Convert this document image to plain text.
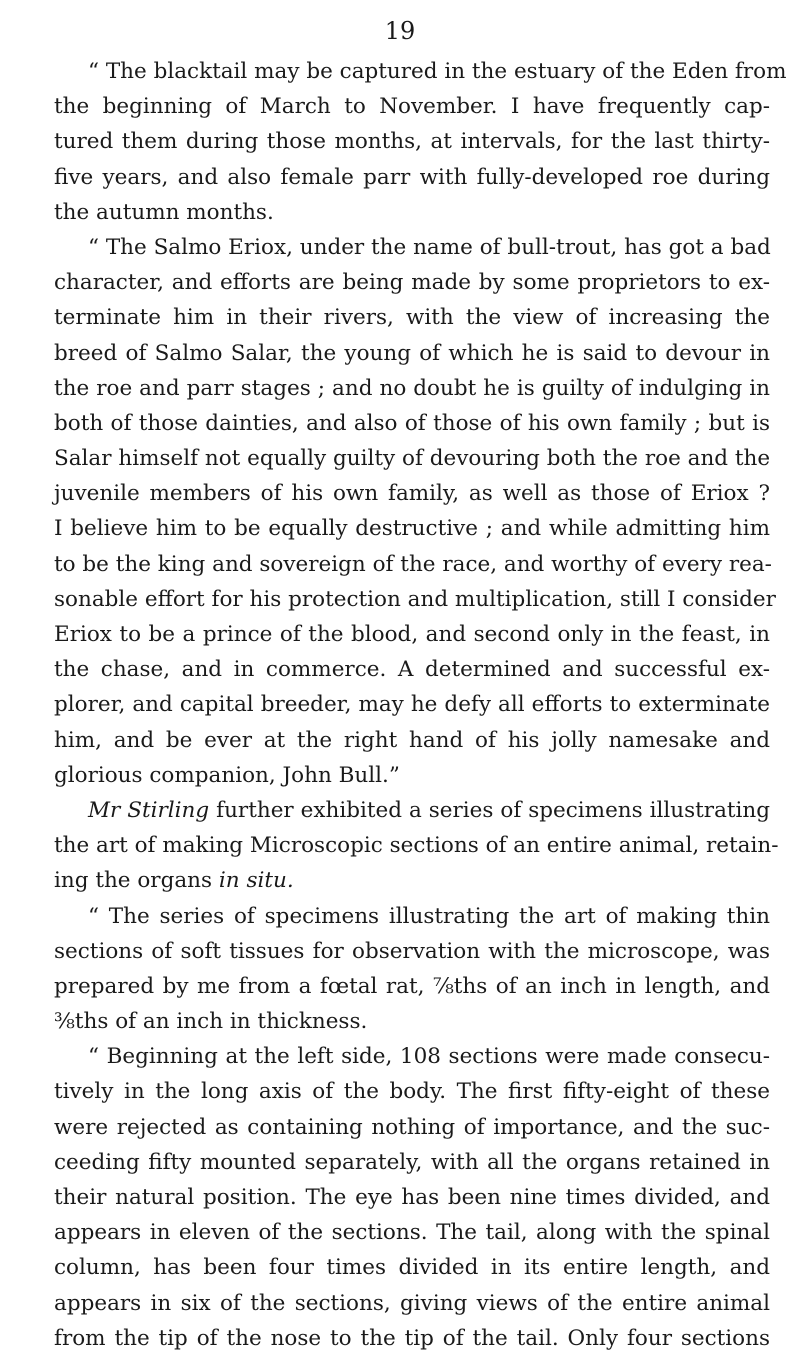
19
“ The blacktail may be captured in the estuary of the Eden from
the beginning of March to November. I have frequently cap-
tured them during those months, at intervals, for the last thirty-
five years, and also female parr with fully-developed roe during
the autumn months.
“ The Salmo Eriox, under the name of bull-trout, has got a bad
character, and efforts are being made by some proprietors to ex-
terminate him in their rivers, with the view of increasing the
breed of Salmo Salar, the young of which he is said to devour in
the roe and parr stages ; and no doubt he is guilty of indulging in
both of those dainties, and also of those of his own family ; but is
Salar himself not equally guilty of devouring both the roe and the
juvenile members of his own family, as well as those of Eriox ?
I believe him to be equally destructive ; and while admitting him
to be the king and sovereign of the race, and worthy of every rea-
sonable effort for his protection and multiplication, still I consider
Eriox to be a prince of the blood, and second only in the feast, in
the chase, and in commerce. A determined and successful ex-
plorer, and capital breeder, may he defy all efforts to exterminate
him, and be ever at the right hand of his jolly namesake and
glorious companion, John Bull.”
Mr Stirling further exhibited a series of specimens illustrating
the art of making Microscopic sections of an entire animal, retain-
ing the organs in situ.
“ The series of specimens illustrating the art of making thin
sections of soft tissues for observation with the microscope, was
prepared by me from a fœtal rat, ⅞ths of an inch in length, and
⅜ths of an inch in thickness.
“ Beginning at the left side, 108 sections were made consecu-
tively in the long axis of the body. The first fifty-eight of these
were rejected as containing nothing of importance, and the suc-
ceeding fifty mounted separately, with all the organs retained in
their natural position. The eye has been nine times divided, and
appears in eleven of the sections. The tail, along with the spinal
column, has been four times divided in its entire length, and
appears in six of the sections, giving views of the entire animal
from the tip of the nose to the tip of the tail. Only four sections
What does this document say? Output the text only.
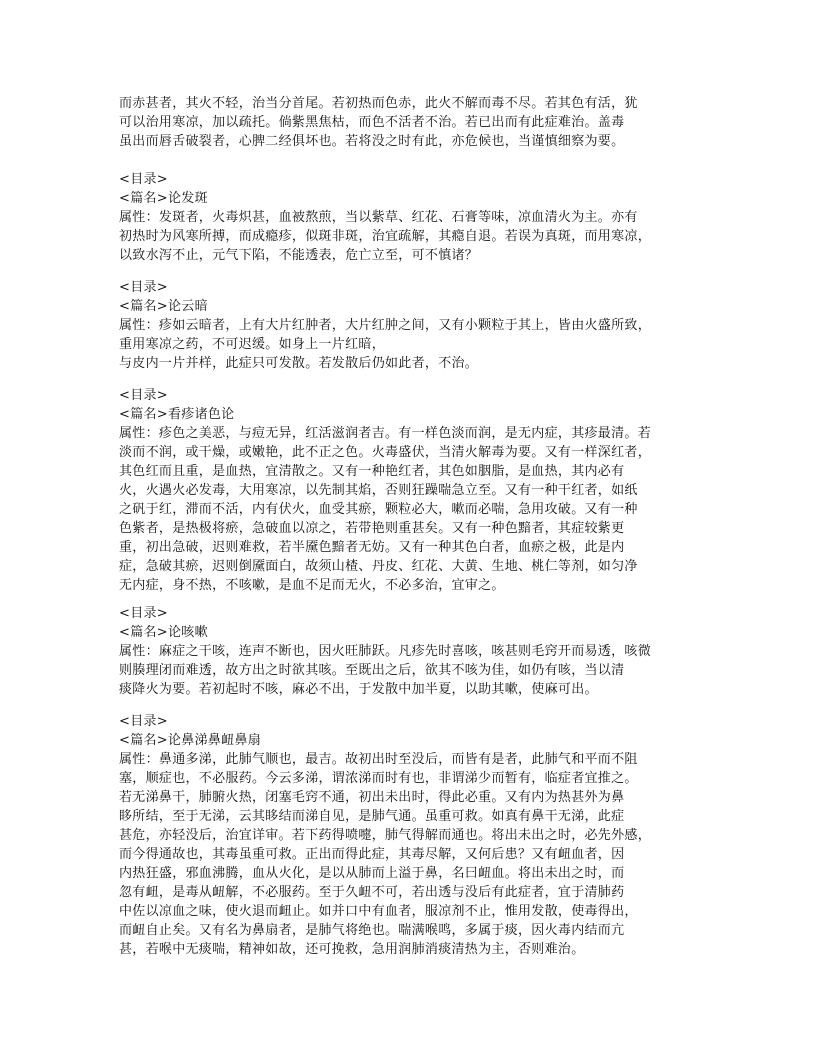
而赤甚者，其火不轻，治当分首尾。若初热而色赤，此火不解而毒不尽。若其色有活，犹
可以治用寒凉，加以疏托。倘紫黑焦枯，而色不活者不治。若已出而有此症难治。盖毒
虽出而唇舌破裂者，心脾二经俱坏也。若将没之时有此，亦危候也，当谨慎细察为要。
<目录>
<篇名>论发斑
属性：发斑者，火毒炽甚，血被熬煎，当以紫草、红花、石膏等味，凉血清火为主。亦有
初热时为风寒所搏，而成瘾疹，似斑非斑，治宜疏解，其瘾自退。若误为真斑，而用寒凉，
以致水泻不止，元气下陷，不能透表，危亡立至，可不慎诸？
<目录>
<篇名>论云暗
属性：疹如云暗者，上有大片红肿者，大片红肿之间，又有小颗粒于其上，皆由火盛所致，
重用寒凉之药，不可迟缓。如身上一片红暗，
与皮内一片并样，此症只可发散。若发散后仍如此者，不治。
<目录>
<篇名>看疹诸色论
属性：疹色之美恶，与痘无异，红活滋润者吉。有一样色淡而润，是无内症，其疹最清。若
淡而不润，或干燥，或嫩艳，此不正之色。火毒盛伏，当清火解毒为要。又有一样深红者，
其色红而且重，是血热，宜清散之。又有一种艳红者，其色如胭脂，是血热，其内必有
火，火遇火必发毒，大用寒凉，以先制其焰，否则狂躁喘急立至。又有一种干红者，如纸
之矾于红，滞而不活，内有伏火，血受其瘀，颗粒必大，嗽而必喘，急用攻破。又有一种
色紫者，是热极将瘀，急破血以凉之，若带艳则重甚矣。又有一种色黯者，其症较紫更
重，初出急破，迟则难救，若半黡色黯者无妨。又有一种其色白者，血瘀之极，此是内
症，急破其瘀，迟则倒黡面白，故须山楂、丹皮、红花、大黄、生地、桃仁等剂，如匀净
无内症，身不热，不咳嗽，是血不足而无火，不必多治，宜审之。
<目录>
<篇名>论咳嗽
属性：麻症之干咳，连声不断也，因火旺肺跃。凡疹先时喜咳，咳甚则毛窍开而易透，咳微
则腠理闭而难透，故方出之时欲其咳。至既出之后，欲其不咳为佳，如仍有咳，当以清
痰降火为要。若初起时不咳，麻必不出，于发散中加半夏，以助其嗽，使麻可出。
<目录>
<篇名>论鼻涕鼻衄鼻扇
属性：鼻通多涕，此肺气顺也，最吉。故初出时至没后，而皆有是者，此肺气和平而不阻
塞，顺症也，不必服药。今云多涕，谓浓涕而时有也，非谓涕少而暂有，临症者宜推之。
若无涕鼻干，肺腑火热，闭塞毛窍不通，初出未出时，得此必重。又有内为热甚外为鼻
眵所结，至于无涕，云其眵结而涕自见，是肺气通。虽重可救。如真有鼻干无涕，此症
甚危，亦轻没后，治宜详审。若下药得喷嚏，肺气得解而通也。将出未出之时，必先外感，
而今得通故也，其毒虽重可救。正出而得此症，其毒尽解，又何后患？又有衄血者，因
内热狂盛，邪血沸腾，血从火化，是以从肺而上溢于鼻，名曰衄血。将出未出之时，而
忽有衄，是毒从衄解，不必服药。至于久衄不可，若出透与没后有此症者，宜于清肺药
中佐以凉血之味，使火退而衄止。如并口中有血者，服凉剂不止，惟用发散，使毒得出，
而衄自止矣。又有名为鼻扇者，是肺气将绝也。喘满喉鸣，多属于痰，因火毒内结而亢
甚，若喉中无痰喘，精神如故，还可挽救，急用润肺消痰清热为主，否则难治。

SET EXERCISE: Every line from the one with "What does this" through the last line of the material gets printed exactly, and nothing more. Omit the pictures.

TASK RESPONSE:
What does this document say? Output the text only.
而赤甚者，其火不轻，治当分首尾。若初热而色赤，此火不解而毒不尽。若其色有活，犹
可以治用寒凉，加以疏托。倘紫黑焦枯，而色不活者不治。若已出而有此症难治。盖毒
虽出而唇舌破裂者，心脾二经俱坏也。若将没之时有此，亦危候也，当谨慎细察为要。
<目录>
<篇名>论发斑
属性：发斑者，火毒炽甚，血被熬煎，当以紫草、红花、石膏等味，凉血清火为主。亦有
初热时为风寒所搏，而成瘾疹，似斑非斑，治宜疏解，其瘾自退。若误为真斑，而用寒凉，
以致水泻不止，元气下陷，不能透表，危亡立至，可不慎诸？
<目录>
<篇名>论云暗
属性：疹如云暗者，上有大片红肿者，大片红肿之间，又有小颗粒于其上，皆由火盛所致，
重用寒凉之药，不可迟缓。如身上一片红暗，
与皮内一片并样，此症只可发散。若发散后仍如此者，不治。
<目录>
<篇名>看疹诸色论
属性：疹色之美恶，与痘无异，红活滋润者吉。有一样色淡而润，是无内症，其疹最清。若
淡而不润，或干燥，或嫩艳，此不正之色。火毒盛伏，当清火解毒为要。又有一样深红者，
其色红而且重，是血热，宜清散之。又有一种艳红者，其色如胭脂，是血热，其内必有
火，火遇火必发毒，大用寒凉，以先制其焰，否则狂躁喘急立至。又有一种干红者，如纸
之矾于红，滞而不活，内有伏火，血受其瘀，颗粒必大，嗽而必喘，急用攻破。又有一种
色紫者，是热极将瘀，急破血以凉之，若带艳则重甚矣。又有一种色黯者，其症较紫更
重，初出急破，迟则难救，若半黡色黯者无妨。又有一种其色白者，血瘀之极，此是内
症，急破其瘀，迟则倒黡面白，故须山楂、丹皮、红花、大黄、生地、桃仁等剂，如匀净
无内症，身不热，不咳嗽，是血不足而无火，不必多治，宜审之。
<目录>
<篇名>论咳嗽
属性：麻症之干咳，连声不断也，因火旺肺跃。凡疹先时喜咳，咳甚则毛窍开而易透，咳微
则腠理闭而难透，故方出之时欲其咳。至既出之后，欲其不咳为佳，如仍有咳，当以清
痰降火为要。若初起时不咳，麻必不出，于发散中加半夏，以助其嗽，使麻可出。
<目录>
<篇名>论鼻涕鼻衄鼻扇
属性：鼻通多涕，此肺气顺也，最吉。故初出时至没后，而皆有是者，此肺气和平而不阻
塞，顺症也，不必服药。今云多涕，谓浓涕而时有也，非谓涕少而暂有，临症者宜推之。
若无涕鼻干，肺腑火热，闭塞毛窍不通，初出未出时，得此必重。又有内为热甚外为鼻
眵所结，至于无涕，云其眵结而涕自见，是肺气通。虽重可救。如真有鼻干无涕，此症
甚危，亦轻没后，治宜详审。若下药得喷嚏，肺气得解而通也。将出未出之时，必先外感，
而今得通故也，其毒虽重可救。正出而得此症，其毒尽解，又何后患？又有衄血者，因
内热狂盛，邪血沸腾，血从火化，是以从肺而上溢于鼻，名曰衄血。将出未出之时，而
忽有衄，是毒从衄解，不必服药。至于久衄不可，若出透与没后有此症者，宜于清肺药
中佐以凉血之味，使火退而衄止。如并口中有血者，服凉剂不止，惟用发散，使毒得出，
而衄自止矣。又有名为鼻扇者，是肺气将绝也。喘满喉鸣，多属于痰，因火毒内结而亢
甚，若喉中无痰喘，精神如故，还可挽救，急用润肺消痰清热为主，否则难治。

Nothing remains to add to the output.